Exercise goal:
Give all of the lines again, with nothing added or dropped.

Supplied entries:
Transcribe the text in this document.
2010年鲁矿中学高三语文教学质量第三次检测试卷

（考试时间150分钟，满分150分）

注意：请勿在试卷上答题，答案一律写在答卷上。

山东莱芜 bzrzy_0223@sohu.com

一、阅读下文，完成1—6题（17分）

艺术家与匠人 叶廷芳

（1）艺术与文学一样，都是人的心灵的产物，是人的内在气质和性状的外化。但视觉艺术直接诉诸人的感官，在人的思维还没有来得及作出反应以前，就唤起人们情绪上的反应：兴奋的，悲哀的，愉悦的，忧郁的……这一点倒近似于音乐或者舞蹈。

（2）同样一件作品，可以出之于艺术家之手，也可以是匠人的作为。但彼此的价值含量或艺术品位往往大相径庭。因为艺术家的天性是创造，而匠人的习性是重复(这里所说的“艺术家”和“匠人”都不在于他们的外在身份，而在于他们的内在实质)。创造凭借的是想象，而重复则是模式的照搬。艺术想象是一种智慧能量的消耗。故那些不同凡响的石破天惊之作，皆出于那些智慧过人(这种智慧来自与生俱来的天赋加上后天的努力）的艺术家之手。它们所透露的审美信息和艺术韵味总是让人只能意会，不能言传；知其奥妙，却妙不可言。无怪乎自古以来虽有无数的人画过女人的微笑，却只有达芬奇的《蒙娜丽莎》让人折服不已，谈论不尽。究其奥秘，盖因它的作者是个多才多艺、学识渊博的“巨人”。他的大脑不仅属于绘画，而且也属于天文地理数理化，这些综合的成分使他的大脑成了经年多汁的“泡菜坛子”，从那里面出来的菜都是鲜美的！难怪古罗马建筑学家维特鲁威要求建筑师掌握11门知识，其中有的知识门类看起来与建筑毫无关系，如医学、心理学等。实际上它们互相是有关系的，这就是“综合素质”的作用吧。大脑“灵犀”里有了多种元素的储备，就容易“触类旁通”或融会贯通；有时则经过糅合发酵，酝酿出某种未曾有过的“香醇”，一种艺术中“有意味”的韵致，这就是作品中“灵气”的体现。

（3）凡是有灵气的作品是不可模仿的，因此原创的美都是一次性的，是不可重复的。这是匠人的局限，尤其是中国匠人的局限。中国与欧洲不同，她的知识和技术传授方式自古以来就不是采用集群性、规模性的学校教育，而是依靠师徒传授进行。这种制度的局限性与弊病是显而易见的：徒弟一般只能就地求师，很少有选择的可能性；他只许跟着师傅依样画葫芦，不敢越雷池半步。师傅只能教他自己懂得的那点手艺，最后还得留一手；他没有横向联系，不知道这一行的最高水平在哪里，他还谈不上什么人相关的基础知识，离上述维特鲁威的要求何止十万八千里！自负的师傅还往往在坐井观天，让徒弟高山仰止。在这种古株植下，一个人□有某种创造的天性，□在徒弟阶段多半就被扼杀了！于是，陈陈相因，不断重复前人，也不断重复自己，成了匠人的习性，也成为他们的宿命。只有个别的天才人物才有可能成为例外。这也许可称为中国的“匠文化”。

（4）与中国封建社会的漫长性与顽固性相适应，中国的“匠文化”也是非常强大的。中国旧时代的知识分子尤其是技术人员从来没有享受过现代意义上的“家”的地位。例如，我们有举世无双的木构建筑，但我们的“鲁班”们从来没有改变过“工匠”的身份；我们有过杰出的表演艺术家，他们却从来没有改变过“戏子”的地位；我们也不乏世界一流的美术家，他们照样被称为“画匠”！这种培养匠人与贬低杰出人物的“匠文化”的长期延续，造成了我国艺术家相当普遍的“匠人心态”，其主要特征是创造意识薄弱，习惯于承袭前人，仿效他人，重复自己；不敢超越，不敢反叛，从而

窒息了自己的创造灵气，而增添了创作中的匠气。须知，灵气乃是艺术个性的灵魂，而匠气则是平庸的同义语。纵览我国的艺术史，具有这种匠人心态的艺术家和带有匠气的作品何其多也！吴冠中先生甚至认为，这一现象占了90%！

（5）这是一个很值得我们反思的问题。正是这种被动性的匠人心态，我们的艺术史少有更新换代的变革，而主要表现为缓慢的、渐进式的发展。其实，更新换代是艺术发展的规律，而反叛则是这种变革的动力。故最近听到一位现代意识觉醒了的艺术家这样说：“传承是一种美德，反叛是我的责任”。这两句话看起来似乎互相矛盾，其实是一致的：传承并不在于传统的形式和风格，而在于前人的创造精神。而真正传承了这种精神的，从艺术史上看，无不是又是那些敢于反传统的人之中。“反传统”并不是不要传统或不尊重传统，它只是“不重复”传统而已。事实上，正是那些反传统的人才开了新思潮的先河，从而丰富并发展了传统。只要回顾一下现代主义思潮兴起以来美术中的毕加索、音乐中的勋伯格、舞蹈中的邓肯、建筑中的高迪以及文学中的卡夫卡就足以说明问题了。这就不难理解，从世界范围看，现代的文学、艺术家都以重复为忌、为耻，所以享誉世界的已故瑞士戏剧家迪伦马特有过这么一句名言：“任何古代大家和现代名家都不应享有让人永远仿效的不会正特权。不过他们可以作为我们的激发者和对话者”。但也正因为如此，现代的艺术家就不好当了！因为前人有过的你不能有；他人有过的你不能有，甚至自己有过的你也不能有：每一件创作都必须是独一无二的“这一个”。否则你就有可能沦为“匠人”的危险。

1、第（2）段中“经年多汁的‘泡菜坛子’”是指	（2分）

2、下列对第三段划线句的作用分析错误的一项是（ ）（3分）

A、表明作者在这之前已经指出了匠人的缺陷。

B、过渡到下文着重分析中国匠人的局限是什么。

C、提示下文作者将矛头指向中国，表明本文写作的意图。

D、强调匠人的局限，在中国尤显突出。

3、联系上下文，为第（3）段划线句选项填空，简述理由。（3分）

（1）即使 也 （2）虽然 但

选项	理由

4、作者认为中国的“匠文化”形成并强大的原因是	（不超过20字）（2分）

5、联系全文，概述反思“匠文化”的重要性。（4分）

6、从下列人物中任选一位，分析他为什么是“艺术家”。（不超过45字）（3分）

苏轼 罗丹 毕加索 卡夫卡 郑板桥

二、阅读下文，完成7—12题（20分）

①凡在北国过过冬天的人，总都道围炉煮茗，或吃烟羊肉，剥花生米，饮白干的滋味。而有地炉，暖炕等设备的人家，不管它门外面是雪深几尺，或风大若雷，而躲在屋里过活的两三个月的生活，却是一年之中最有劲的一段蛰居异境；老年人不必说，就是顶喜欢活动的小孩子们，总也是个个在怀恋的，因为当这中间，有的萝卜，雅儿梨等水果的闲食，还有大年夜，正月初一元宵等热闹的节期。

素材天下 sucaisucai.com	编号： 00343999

Exercise result:
Transcribe the text in this document.
2010年鲁矿中学高三语文教学质量第三次检测试卷

（考试时间150分钟，满分150分）

注意：请勿在试卷上答题，答案一律写在答卷上。

山东莱芜 bzrzy_0223@sohu.com

一、阅读下文，完成1—6题（17分）

艺术家与匠人 叶廷芳

（1）艺术与文学一样，都是人的心灵的产物，是人的内在气质和性状的外化。但视觉艺术直接诉诸人的感官，在人的思维还没有来得及作出反应以前，就唤起人们情绪上的反应：兴奋的，悲哀的，愉悦的，忧郁的……这一点倒近似于音乐或者舞蹈。

（2）同样一件作品，可以出之于艺术家之手，也可以是匠人的作为。但彼此的价值含量或艺术品位往往大相径庭。因为艺术家的天性是创造，而匠人的习性是重复(这里所说的“艺术家”和“匠人”都不在于他们的外在身份，而在于他们的内在实质)。创造凭借的是想象，而重复则是模式的照搬。艺术想象是一种智慧能量的消耗。故那些不同凡响的石破天惊之作，皆出于那些智慧过人(这种智慧来自与生俱来的天赋加上后天的努力）的艺术家之手。它们所透露的审美信息和艺术韵味总是让人只能意会，不能言传；知其奥妙，却妙不可言。无怪乎自古以来虽有无数的人画过女人的微笑，却只有达芬奇的《蒙娜丽莎》让人折服不已，谈论不尽。究其奥秘，盖因它的作者是个多才多艺、学识渊博的“巨人”。他的大脑不仅属于绘画，而且也属于天文地理数理化，这些综合的成分使他的大脑成了经年多汁的“泡菜坛子”，从那里面出来的菜都是鲜美的！难怪古罗马建筑学家维特鲁威要求建筑师掌握11门知识，其中有的知识门类看起来与建筑毫无关系，如医学、心理学等。实际上它们互相是有关系的，这就是“综合素质”的作用吧。大脑“灵犀”里有了多种元素的储备，就容易“触类旁通”或融会贯通；有时则经过糅合发酵，酝酿出某种未曾有过的“香醇”，一种艺术中“有意味”的韵致，这就是作品中“灵气”的体现。

（3）凡是有灵气的作品是不可模仿的，因此原创的美都是一次性的，是不可重复的。这是匠人的局限，尤其是中国匠人的局限。中国与欧洲不同，她的知识和技术传授方式自古以来就不是采用集群性、规模性的学校教育，而是依靠师徒传授进行。这种制度的局限性与弊病是显而易见的：徒弟一般只能就地求师，很少有选择的可能性；他只许跟着师傅依样画葫芦，不敢越雷池半步。师傅只能教他自己懂得的那点手艺，最后还得留一手；他没有横向联系，不知道这一行的最高水平在哪里，他还谈不上什么人相关的基础知识，离上述维特鲁威的要求何止十万八千里！自负的师傅还往往在坐井观天，让徒弟高山仰止。在这种古株植下，一个人□有某种创造的天性，□在徒弟阶段多半就被扼杀了！于是，陈陈相因，不断重复前人，也不断重复自己，成了匠人的习性，也成为他们的宿命。只有个别的天才人物才有可能成为例外。这也许可称为中国的“匠文化”。

（4）与中国封建社会的漫长性与顽固性相适应，中国的“匠文化”也是非常强大的。中国旧时代的知识分子尤其是技术人员从来没有享受过现代意义上的“家”的地位。例如，我们有举世无双的木构建筑，但我们的“鲁班”们从来没有改变过“工匠”的身份；我们有过杰出的表演艺术家，他们却从来没有改变过“戏子”的地位；我们也不乏世界一流的美术家，他们照样被称为“画匠”！这种培养匠人与贬低杰出人物的“匠文化”的长期延续，造成了我国艺术家相当普遍的“匠人心态”，其主要特征是创造意识薄弱，习惯于承袭前人，仿效他人，重复自己；不敢超越，不敢反叛，从而

窒息了自己的创造灵气，而增添了创作中的匠气。须知，灵气乃是艺术个性的灵魂，而匠气则是平庸的同义语。纵览我国的艺术史，具有这种匠人心态的艺术家和带有匠气的作品何其多也！吴冠中先生甚至认为，这一现象占了90%！

（5）这是一个很值得我们反思的问题。正是这种被动性的匠人心态，我们的艺术史少有更新换代的变革，而主要表现为缓慢的、渐进式的发展。其实，更新换代是艺术发展的规律，而反叛则是这种变革的动力。故最近听到一位现代意识觉醒了的艺术家这样说：“传承是一种美德，反叛是我的责任”。这两句话看起来似乎互相矛盾，其实是一致的：传承并不在于传统的形式和风格，而在于前人的创造精神。而真正传承了这种精神的，从艺术史上看，无不是又是那些敢于反传统的人之中。“反传统”并不是不要传统或不尊重传统，它只是“不重复”传统而已。事实上，正是那些反传统的人才开了新思潮的先河，从而丰富并发展了传统。只要回顾一下现代主义思潮兴起以来美术中的毕加索、音乐中的勋伯格、舞蹈中的邓肯、建筑中的高迪以及文学中的卡夫卡就足以说明问题了。这就不难理解，从世界范围看，现代的文学、艺术家都以重复为忌、为耻，所以享誉世界的已故瑞士戏剧家迪伦马特有过这么一句名言：“任何古代大家和现代名家都不应享有让人永远仿效的不会正特权。不过他们可以作为我们的激发者和对话者”。但也正因为如此，现代的艺术家就不好当了！因为前人有过的你不能有；他人有过的你不能有，甚至自己有过的你也不能有：每一件创作都必须是独一无二的“这一个”。否则你就有可能沦为“匠人”的危险。

1、第（2）段中“经年多汁的‘泡菜坛子’”是指	（2分）

2、下列对第三段划线句的作用分析错误的一项是（ ）（3分）

A、表明作者在这之前已经指出了匠人的缺陷。

B、过渡到下文着重分析中国匠人的局限是什么。

C、提示下文作者将矛头指向中国，表明本文写作的意图。

D、强调匠人的局限，在中国尤显突出。

3、联系上下文，为第（3）段划线句选项填空，简述理由。（3分）

（1）即使 也 （2）虽然 但

选项	理由

4、作者认为中国的“匠文化”形成并强大的原因是	（不超过20字）（2分）

5、联系全文，概述反思“匠文化”的重要性。（4分）

6、从下列人物中任选一位，分析他为什么是“艺术家”。（不超过45字）（3分）

苏轼 罗丹 毕加索 卡夫卡 郑板桥

二、阅读下文，完成7—12题（20分）

①凡在北国过过冬天的人，总都道围炉煮茗，或吃烟羊肉，剥花生米，饮白干的滋味。而有地炉，暖炕等设备的人家，不管它门外面是雪深几尺，或风大若雷，而躲在屋里过活的两三个月的生活，却是一年之中最有劲的一段蛰居异境；老年人不必说，就是顶喜欢活动的小孩子们，总也是个个在怀恋的，因为当这中间，有的萝卜，雅儿梨等水果的闲食，还有大年夜，正月初一元宵等热闹的节期。

素材天下 sucaisucai.com	编号： 00343999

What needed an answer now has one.